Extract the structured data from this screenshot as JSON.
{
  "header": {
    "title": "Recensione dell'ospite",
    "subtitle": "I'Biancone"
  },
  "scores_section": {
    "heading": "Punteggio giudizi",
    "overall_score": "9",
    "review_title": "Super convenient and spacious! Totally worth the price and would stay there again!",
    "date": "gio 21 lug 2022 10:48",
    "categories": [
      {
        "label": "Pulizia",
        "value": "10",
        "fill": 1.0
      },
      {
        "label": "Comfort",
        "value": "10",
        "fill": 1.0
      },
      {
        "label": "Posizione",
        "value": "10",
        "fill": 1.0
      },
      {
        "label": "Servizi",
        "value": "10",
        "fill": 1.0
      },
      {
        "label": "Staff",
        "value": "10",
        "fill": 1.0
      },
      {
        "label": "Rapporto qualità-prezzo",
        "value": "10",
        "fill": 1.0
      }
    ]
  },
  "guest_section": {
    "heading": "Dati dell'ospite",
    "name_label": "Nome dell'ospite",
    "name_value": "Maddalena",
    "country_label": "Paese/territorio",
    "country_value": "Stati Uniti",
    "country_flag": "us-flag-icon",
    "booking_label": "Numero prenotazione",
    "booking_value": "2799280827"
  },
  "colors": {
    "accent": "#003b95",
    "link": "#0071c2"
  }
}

++++

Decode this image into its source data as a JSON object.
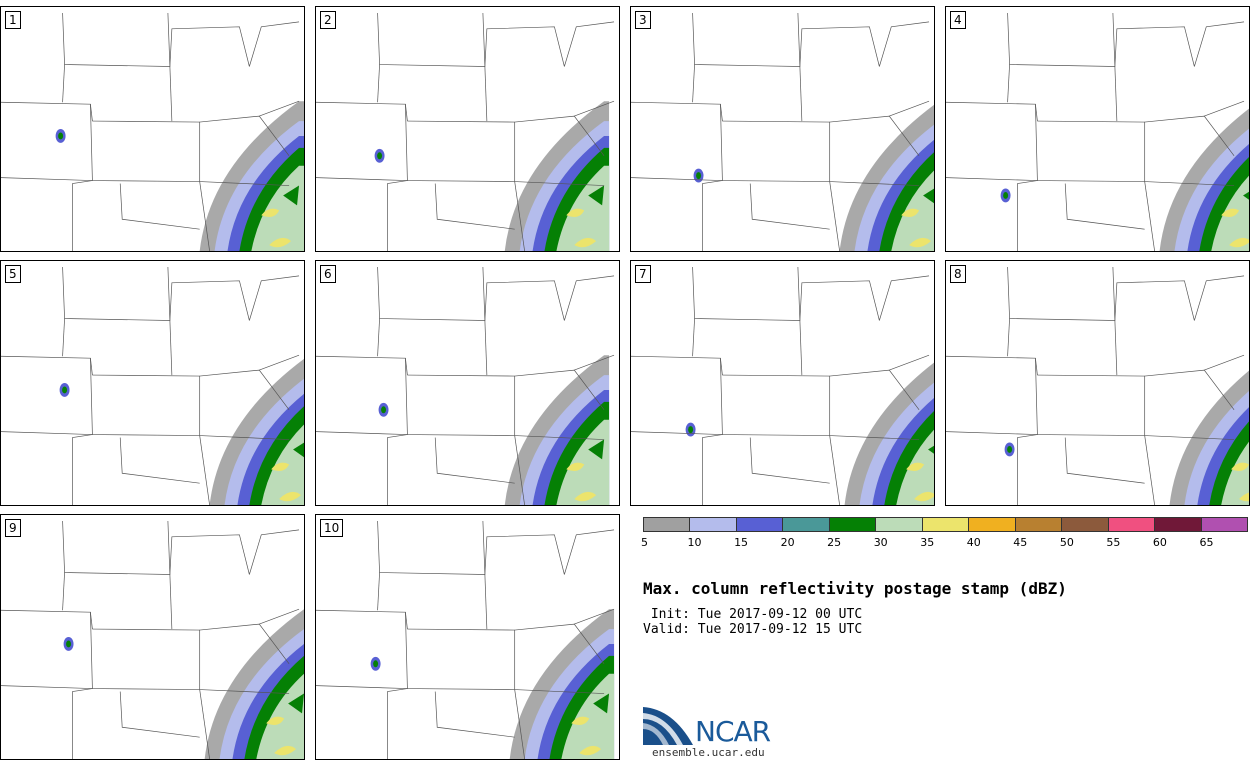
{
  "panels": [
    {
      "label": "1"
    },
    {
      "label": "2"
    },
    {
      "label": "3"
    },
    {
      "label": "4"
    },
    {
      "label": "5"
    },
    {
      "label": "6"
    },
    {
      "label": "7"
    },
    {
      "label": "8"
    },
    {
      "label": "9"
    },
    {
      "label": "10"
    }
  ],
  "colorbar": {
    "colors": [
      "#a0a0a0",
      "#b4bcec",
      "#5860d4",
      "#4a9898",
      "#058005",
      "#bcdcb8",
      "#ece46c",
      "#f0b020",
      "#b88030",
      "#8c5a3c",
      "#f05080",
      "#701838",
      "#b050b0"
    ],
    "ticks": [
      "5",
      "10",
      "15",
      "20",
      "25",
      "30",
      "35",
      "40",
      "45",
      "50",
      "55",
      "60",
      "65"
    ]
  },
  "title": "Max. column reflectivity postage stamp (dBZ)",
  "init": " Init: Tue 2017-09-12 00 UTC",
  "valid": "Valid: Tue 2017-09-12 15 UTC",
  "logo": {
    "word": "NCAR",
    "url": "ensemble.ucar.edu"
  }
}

++++

Brief:
Locate all lines holding the word "this", then copy them out.

Written response:
Extract the structured data from this screenshot as JSON.
Decode this image into its source data as a JSON object.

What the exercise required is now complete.